Assignment: The answer must consist of every line from the data that holds "name".

════════════════

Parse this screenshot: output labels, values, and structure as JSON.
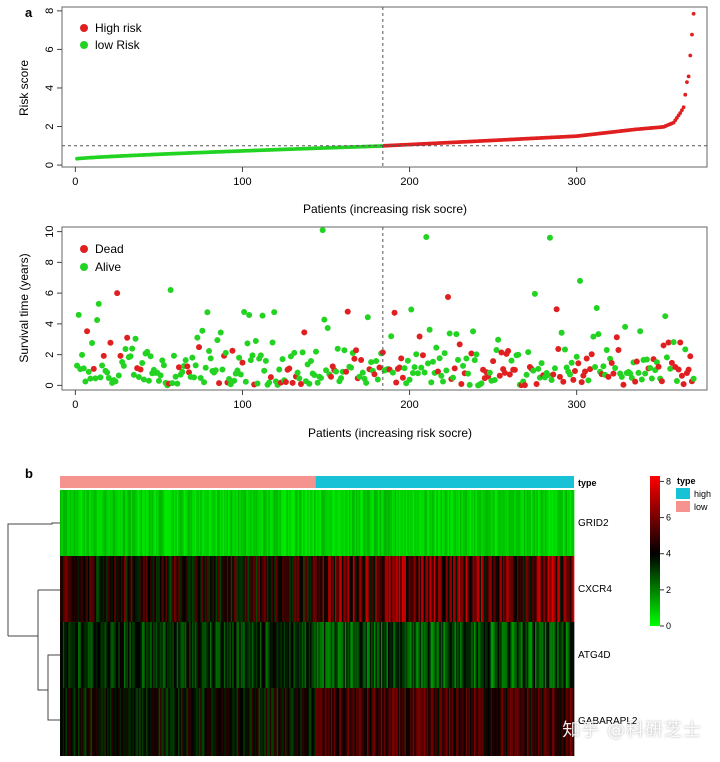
{
  "colors": {
    "high": "#e02020",
    "low": "#22d322",
    "type_high": "#17c2d6",
    "type_low": "#f5938f"
  },
  "chart_data": [
    {
      "panel_label": "a",
      "type": "scatter",
      "ylabel": "Risk score",
      "xlabel": "Patients (increasing risk socre)",
      "xticks": [
        0,
        100,
        200,
        300
      ],
      "yticks": [
        0,
        2,
        4,
        6,
        8
      ],
      "xlim": [
        -8,
        378
      ],
      "ylim": [
        -0.1,
        8.2
      ],
      "cutoff_index": 184,
      "cutoff_score": 1.0,
      "n_patients": 370,
      "legend": [
        "High risk",
        "low Risk"
      ],
      "series": [
        {
          "name": "low Risk",
          "x_range": [
            1,
            184
          ],
          "risk_start": 0.33,
          "risk_end": 0.99
        },
        {
          "name": "High risk",
          "x_range": [
            185,
            370
          ],
          "risk_anchors": [
            [
              185,
              1.0
            ],
            [
              250,
              1.28
            ],
            [
              300,
              1.5
            ],
            [
              335,
              1.85
            ],
            [
              352,
              1.98
            ],
            [
              358,
              2.2
            ],
            [
              362,
              2.7
            ],
            [
              364,
              3.0
            ],
            [
              366,
              4.3
            ],
            [
              367,
              4.6
            ],
            [
              370,
              7.85
            ]
          ]
        }
      ]
    },
    {
      "panel_label": "",
      "type": "scatter",
      "ylabel": "Survival time (years)",
      "xlabel": "Patients (increasing risk socre)",
      "xticks": [
        0,
        100,
        200,
        300
      ],
      "yticks": [
        0,
        2,
        4,
        6,
        8,
        10
      ],
      "xlim": [
        -8,
        378
      ],
      "ylim": [
        -0.3,
        10.3
      ],
      "cutoff_index": 184,
      "legend": [
        "Dead",
        "Alive"
      ],
      "notable_points": [
        {
          "x": 148,
          "y": 10.1,
          "status": "Alive"
        },
        {
          "x": 210,
          "y": 9.65,
          "status": "Alive"
        },
        {
          "x": 284,
          "y": 9.6,
          "status": "Alive"
        },
        {
          "x": 25,
          "y": 6.0,
          "status": "Dead"
        },
        {
          "x": 57,
          "y": 6.2,
          "status": "Alive"
        },
        {
          "x": 223,
          "y": 5.75,
          "status": "Dead"
        },
        {
          "x": 275,
          "y": 5.95,
          "status": "Alive"
        },
        {
          "x": 288,
          "y": 4.95,
          "status": "Dead"
        },
        {
          "x": 302,
          "y": 6.8,
          "status": "Alive"
        },
        {
          "x": 14,
          "y": 5.3,
          "status": "Alive"
        },
        {
          "x": 163,
          "y": 4.8,
          "status": "Dead"
        },
        {
          "x": 353,
          "y": 4.5,
          "status": "Alive"
        }
      ]
    },
    {
      "panel_label": "b",
      "type": "heatmap",
      "genes": [
        "GRID2",
        "CXCR4",
        "ATG4D",
        "GABARAPL2"
      ],
      "annotation_title": "type",
      "annotation_groups": [
        "high",
        "low"
      ],
      "annotation_row_label": "type",
      "colorbar_ticks": [
        0,
        2,
        4,
        6,
        8
      ],
      "colorbar_range": [
        0,
        8.3
      ],
      "n_low": 184,
      "n_high": 186
    }
  ],
  "watermark": "知乎 @科研芝士"
}
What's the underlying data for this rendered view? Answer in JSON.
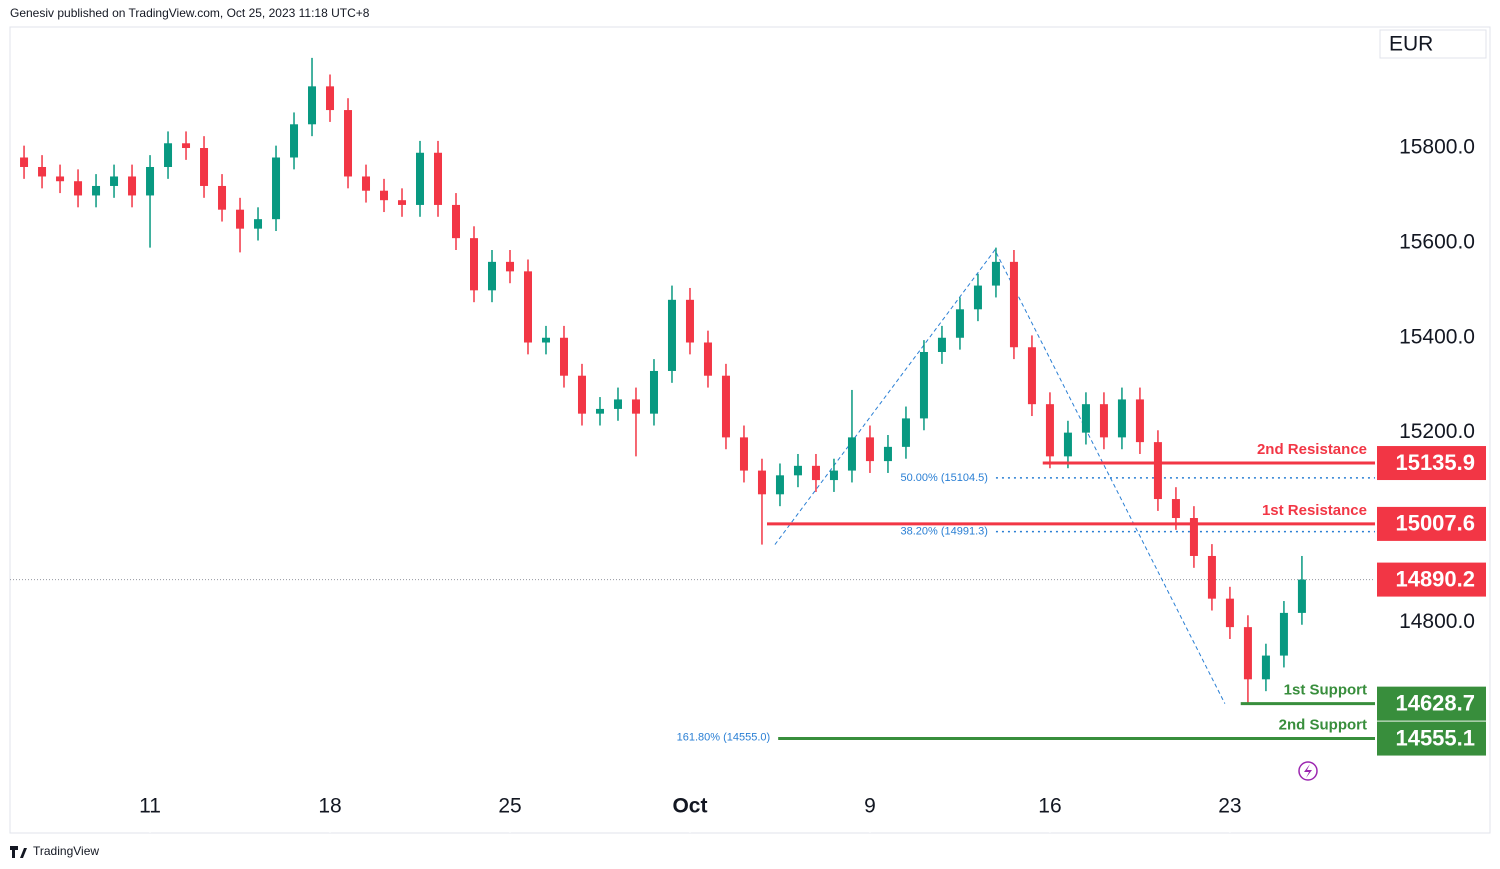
{
  "header": "Genesiv published on TradingView.com, Oct 25, 2023 11:18 UTC+8",
  "footer": "TradingView",
  "chart_data": {
    "type": "candlestick",
    "currency": "EUR",
    "x": [
      -3.5,
      -3,
      -2.5,
      -2,
      -1.5,
      -1,
      -0.5,
      0,
      0.5,
      1,
      1.5,
      2,
      2.5,
      3,
      3.5,
      4,
      4.5,
      5,
      5.5,
      6,
      6.5,
      7,
      7.5,
      8,
      8.5,
      9,
      9.5,
      10,
      10.5,
      11,
      11.5,
      12,
      12.5,
      13,
      13.5,
      14,
      14.5,
      15,
      15.5,
      16,
      16.5,
      17,
      17.5,
      18,
      18.5,
      19,
      19.5,
      20,
      20.5,
      21,
      21.5,
      22,
      22.5,
      23,
      23.5,
      24,
      24.5,
      25,
      25.5,
      26,
      26.5,
      27,
      27.5,
      28,
      28.5,
      29,
      29.5,
      30,
      30.5,
      31,
      31.5,
      32
    ],
    "open": [
      15780,
      15760,
      15740,
      15730,
      15700,
      15720,
      15740,
      15700,
      15760,
      15810,
      15800,
      15720,
      15670,
      15630,
      15650,
      15780,
      15850,
      15930,
      15880,
      15740,
      15710,
      15690,
      15680,
      15790,
      15680,
      15610,
      15500,
      15560,
      15540,
      15390,
      15400,
      15320,
      15240,
      15250,
      15270,
      15240,
      15330,
      15480,
      15390,
      15320,
      15190,
      15120,
      15070,
      15110,
      15130,
      15100,
      15120,
      15190,
      15140,
      15170,
      15230,
      15370,
      15400,
      15460,
      15510,
      15560,
      15380,
      15260,
      15150,
      15200,
      15260,
      15190,
      15270,
      15180,
      15060,
      15020,
      14940,
      14850,
      14790,
      14680,
      14730,
      14820
    ],
    "high": [
      15805,
      15785,
      15765,
      15755,
      15745,
      15765,
      15765,
      15785,
      15835,
      15835,
      15825,
      15745,
      15695,
      15675,
      15805,
      15875,
      15990,
      15955,
      15905,
      15765,
      15735,
      15715,
      15815,
      15815,
      15705,
      15635,
      15585,
      15585,
      15565,
      15425,
      15425,
      15345,
      15275,
      15295,
      15295,
      15355,
      15510,
      15505,
      15415,
      15345,
      15215,
      15145,
      15135,
      15155,
      15155,
      15145,
      15290,
      15215,
      15195,
      15255,
      15395,
      15425,
      15485,
      15535,
      15590,
      15585,
      15405,
      15285,
      15225,
      15285,
      15285,
      15295,
      15295,
      15205,
      15085,
      15045,
      14965,
      14875,
      14815,
      14755,
      14845,
      14940
    ],
    "low": [
      15735,
      15715,
      15705,
      15675,
      15675,
      15695,
      15675,
      15590,
      15735,
      15775,
      15695,
      15645,
      15580,
      15605,
      15625,
      15755,
      15825,
      15855,
      15715,
      15685,
      15665,
      15655,
      15655,
      15655,
      15585,
      15475,
      15475,
      15515,
      15365,
      15365,
      15295,
      15215,
      15215,
      15225,
      15150,
      15215,
      15305,
      15365,
      15295,
      15165,
      15095,
      14964,
      15045,
      15085,
      15075,
      15075,
      15095,
      15115,
      15115,
      15145,
      15205,
      15345,
      15375,
      15435,
      15485,
      15355,
      15235,
      15125,
      15125,
      15175,
      15165,
      15165,
      15155,
      15035,
      14995,
      14915,
      14825,
      14765,
      14628.7,
      14655,
      14705,
      14795
    ],
    "close": [
      15760,
      15740,
      15730,
      15700,
      15720,
      15740,
      15700,
      15760,
      15810,
      15800,
      15720,
      15670,
      15630,
      15650,
      15780,
      15850,
      15930,
      15880,
      15740,
      15710,
      15690,
      15680,
      15790,
      15680,
      15610,
      15500,
      15560,
      15540,
      15390,
      15400,
      15320,
      15240,
      15250,
      15270,
      15240,
      15330,
      15480,
      15390,
      15320,
      15190,
      15120,
      15070,
      15110,
      15130,
      15100,
      15120,
      15190,
      15140,
      15170,
      15230,
      15370,
      15400,
      15460,
      15510,
      15560,
      15380,
      15260,
      15150,
      15200,
      15260,
      15190,
      15270,
      15180,
      15060,
      15020,
      14940,
      14850,
      14790,
      14680,
      14730,
      14820,
      14890.2
    ],
    "up_color": "#089981",
    "down_color": "#f23645",
    "xlim": [
      -3.89,
      34.03
    ],
    "xticks": [
      {
        "value": 0,
        "label": "11"
      },
      {
        "value": 5,
        "label": "18"
      },
      {
        "value": 10,
        "label": "25"
      },
      {
        "value": 15,
        "label": "Oct"
      },
      {
        "value": 20,
        "label": "9"
      },
      {
        "value": 25,
        "label": "16"
      },
      {
        "value": 30,
        "label": "23"
      }
    ],
    "ylim": [
      14356,
      16053
    ],
    "yticks": [
      {
        "value": 14800,
        "label": "14800.0"
      },
      {
        "value": 15200,
        "label": "15200.0"
      },
      {
        "value": 15400,
        "label": "15400.0"
      },
      {
        "value": 15600,
        "label": "15600.0"
      },
      {
        "value": 15800,
        "label": "15800.0"
      }
    ],
    "levels": [
      {
        "name": "2nd Resistance",
        "value": 15135.9,
        "color": "#f23645",
        "x_start": 24.8
      },
      {
        "name": "1st Resistance",
        "value": 15007.6,
        "color": "#f23645",
        "x_start": 17.14
      },
      {
        "name": "1st Support",
        "value": 14628.7,
        "color": "#388e3c",
        "x_start": 30.3
      },
      {
        "name": "2nd Support",
        "value": 14555.1,
        "color": "#388e3c",
        "x_start": 17.45
      }
    ],
    "last_price": 14890.2,
    "last_color": "#f23645",
    "fib_levels": [
      {
        "value": 15104.5,
        "label": "50.00% (15104.5)",
        "x_start": 23.5
      },
      {
        "value": 14991.3,
        "label": "38.20% (14991.3)",
        "x_start": 23.5
      },
      {
        "value": 14555.0,
        "label": "161.80% (14555.0)",
        "x_start": 17.45
      }
    ],
    "zigzag": {
      "x": [
        17.36,
        23.47,
        29.86
      ],
      "y": [
        14964,
        15585,
        14628.7
      ],
      "color": "#2a7fd4"
    }
  }
}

════════════════

The answer:
          "name": "low Risk",
          "name": "High risk",
        "name": "2nd Resistance",
        "name": "1st Resistance",
        "name": "1st Support",
        "name": "2nd Support",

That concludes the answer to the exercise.